### PROBLEM TO SOLVE
Please retype the records below exactly, leaving out any pictures.

□ □ □ □

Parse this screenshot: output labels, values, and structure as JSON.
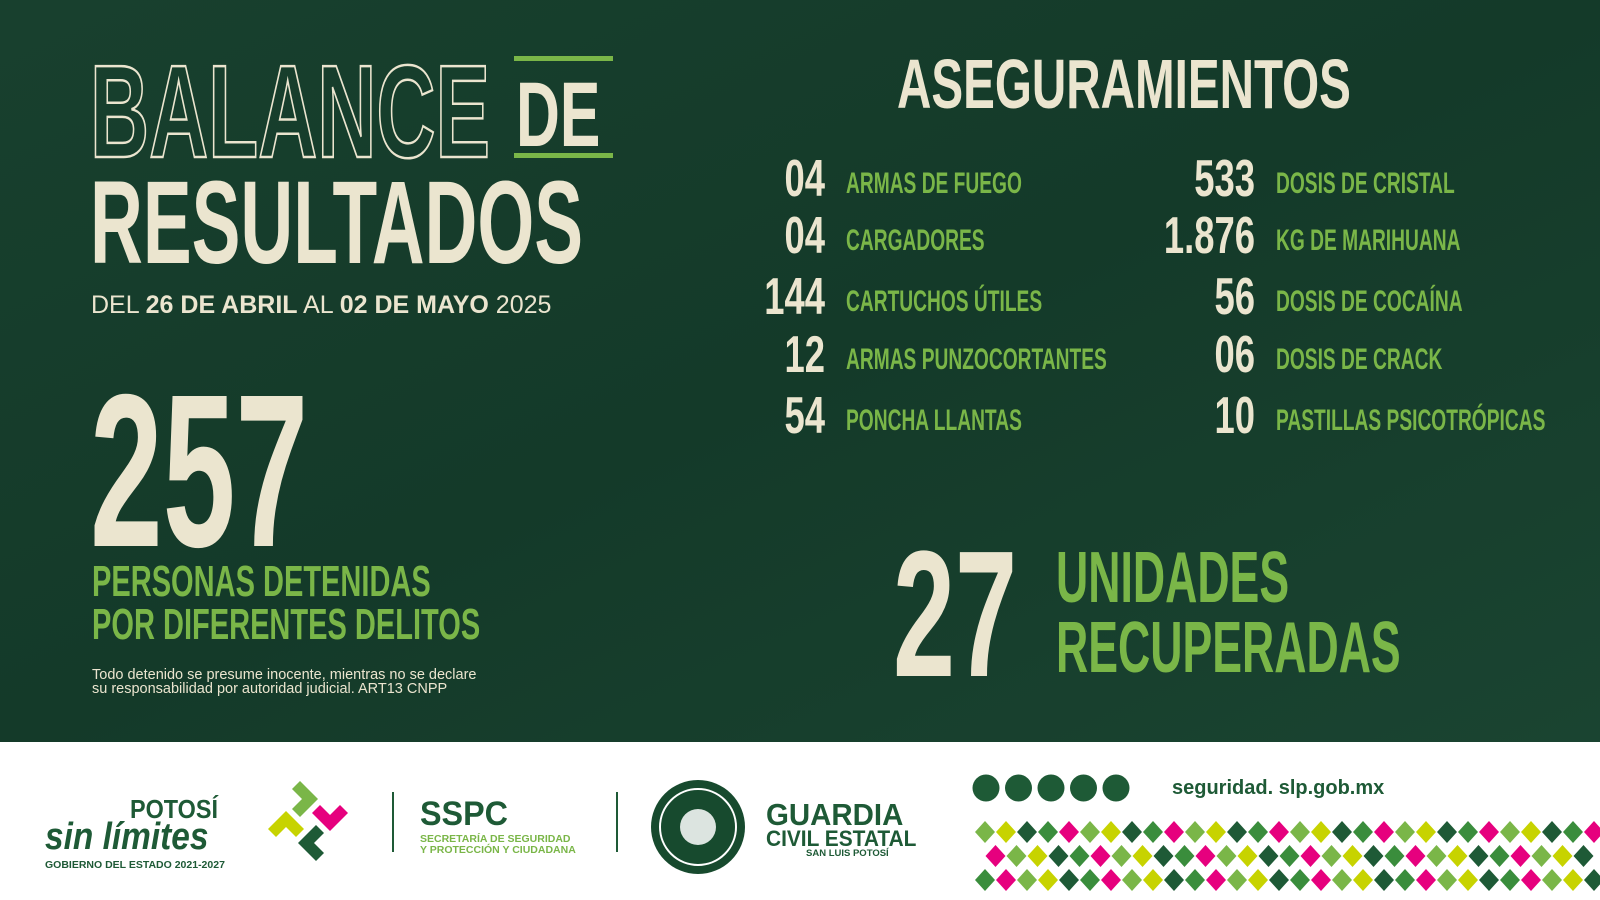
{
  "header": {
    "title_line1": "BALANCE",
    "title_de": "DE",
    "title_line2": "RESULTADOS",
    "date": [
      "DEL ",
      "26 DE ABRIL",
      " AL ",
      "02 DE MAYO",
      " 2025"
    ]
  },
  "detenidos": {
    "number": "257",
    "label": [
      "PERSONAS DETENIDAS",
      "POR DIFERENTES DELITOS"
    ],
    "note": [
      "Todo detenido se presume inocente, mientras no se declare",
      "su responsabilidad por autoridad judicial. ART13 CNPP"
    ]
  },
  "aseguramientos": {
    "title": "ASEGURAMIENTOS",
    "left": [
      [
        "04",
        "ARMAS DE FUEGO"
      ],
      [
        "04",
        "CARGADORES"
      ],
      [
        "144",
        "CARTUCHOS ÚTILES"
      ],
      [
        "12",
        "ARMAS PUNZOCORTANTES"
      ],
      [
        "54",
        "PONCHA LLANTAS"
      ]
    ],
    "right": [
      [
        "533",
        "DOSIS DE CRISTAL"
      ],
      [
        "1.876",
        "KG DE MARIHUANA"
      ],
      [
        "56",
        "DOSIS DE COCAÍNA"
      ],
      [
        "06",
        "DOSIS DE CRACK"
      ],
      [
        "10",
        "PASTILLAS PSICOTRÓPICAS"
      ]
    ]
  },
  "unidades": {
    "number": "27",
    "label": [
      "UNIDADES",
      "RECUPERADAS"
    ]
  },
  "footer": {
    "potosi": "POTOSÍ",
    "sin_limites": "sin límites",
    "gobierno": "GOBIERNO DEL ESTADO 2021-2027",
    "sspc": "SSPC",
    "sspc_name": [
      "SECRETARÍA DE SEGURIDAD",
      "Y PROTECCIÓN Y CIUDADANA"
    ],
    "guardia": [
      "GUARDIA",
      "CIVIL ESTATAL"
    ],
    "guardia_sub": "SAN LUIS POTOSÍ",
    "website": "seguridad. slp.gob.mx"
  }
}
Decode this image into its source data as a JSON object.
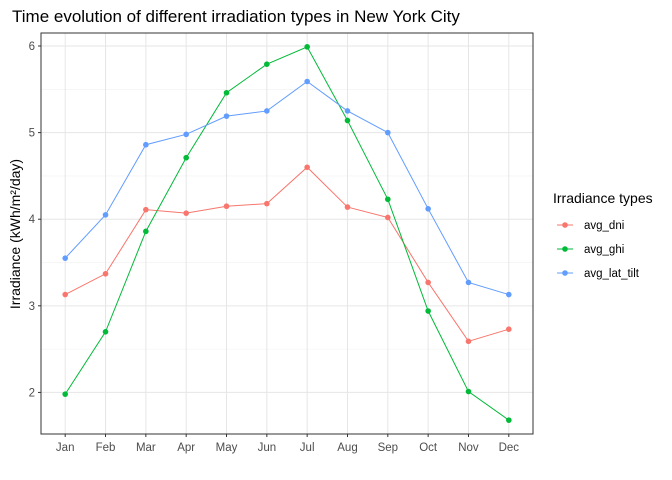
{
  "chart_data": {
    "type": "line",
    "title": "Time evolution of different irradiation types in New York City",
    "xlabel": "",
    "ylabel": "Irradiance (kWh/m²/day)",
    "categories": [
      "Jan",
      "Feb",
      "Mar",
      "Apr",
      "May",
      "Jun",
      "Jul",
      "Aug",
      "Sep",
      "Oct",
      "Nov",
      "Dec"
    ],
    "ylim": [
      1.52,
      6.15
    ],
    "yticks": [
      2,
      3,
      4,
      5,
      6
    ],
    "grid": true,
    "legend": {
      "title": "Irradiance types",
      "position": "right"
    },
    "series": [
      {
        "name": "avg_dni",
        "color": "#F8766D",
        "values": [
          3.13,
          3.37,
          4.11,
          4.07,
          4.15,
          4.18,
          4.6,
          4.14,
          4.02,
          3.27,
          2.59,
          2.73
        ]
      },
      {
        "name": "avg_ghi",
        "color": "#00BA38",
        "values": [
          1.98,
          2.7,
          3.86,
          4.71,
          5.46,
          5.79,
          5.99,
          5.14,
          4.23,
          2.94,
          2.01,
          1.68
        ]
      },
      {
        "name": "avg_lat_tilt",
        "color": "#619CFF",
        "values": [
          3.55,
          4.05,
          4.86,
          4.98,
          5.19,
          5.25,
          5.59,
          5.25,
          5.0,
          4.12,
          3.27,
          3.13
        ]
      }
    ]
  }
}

□ □ □ □

### RESPONSE FOR THIS EXERCISE
Parse this screenshot: output labels, values, and structure as JSON.
{
  "header": {
    "title_line1": "BALANCE",
    "title_de": "DE",
    "title_line2": "RESULTADOS",
    "date": [
      "DEL ",
      "26 DE ABRIL",
      " AL ",
      "02 DE MAYO",
      " 2025"
    ]
  },
  "detenidos": {
    "number": "257",
    "label": [
      "PERSONAS DETENIDAS",
      "POR DIFERENTES DELITOS"
    ],
    "note": [
      "Todo detenido se presume inocente, mientras no se declare",
      "su responsabilidad por autoridad judicial. ART13 CNPP"
    ]
  },
  "aseguramientos": {
    "title": "ASEGURAMIENTOS",
    "left": [
      [
        "04",
        "ARMAS DE FUEGO"
      ],
      [
        "04",
        "CARGADORES"
      ],
      [
        "144",
        "CARTUCHOS ÚTILES"
      ],
      [
        "12",
        "ARMAS PUNZOCORTANTES"
      ],
      [
        "54",
        "PONCHA LLANTAS"
      ]
    ],
    "right": [
      [
        "533",
        "DOSIS DE CRISTAL"
      ],
      [
        "1.876",
        "KG DE MARIHUANA"
      ],
      [
        "56",
        "DOSIS DE COCAÍNA"
      ],
      [
        "06",
        "DOSIS DE CRACK"
      ],
      [
        "10",
        "PASTILLAS PSICOTRÓPICAS"
      ]
    ]
  },
  "unidades": {
    "number": "27",
    "label": [
      "UNIDADES",
      "RECUPERADAS"
    ]
  },
  "footer": {
    "potosi": "POTOSÍ",
    "sin_limites": "sin límites",
    "gobierno": "GOBIERNO DEL ESTADO 2021-2027",
    "sspc": "SSPC",
    "sspc_name": [
      "SECRETARÍA DE SEGURIDAD",
      "Y PROTECCIÓN Y CIUDADANA"
    ],
    "guardia": [
      "GUARDIA",
      "CIVIL ESTATAL"
    ],
    "guardia_sub": "SAN LUIS POTOSÍ",
    "website": "seguridad. slp.gob.mx"
  }
}
Decode this image into its source data as a JSON object.
{
  "chart_data": {
    "type": "line",
    "title": "Time evolution of different irradiation types in New York City",
    "xlabel": "",
    "ylabel": "Irradiance (kWh/m²/day)",
    "categories": [
      "Jan",
      "Feb",
      "Mar",
      "Apr",
      "May",
      "Jun",
      "Jul",
      "Aug",
      "Sep",
      "Oct",
      "Nov",
      "Dec"
    ],
    "ylim": [
      1.52,
      6.15
    ],
    "yticks": [
      2,
      3,
      4,
      5,
      6
    ],
    "grid": true,
    "legend": {
      "title": "Irradiance types",
      "position": "right"
    },
    "series": [
      {
        "name": "avg_dni",
        "color": "#F8766D",
        "values": [
          3.13,
          3.37,
          4.11,
          4.07,
          4.15,
          4.18,
          4.6,
          4.14,
          4.02,
          3.27,
          2.59,
          2.73
        ]
      },
      {
        "name": "avg_ghi",
        "color": "#00BA38",
        "values": [
          1.98,
          2.7,
          3.86,
          4.71,
          5.46,
          5.79,
          5.99,
          5.14,
          4.23,
          2.94,
          2.01,
          1.68
        ]
      },
      {
        "name": "avg_lat_tilt",
        "color": "#619CFF",
        "values": [
          3.55,
          4.05,
          4.86,
          4.98,
          5.19,
          5.25,
          5.59,
          5.25,
          5.0,
          4.12,
          3.27,
          3.13
        ]
      }
    ]
  }
}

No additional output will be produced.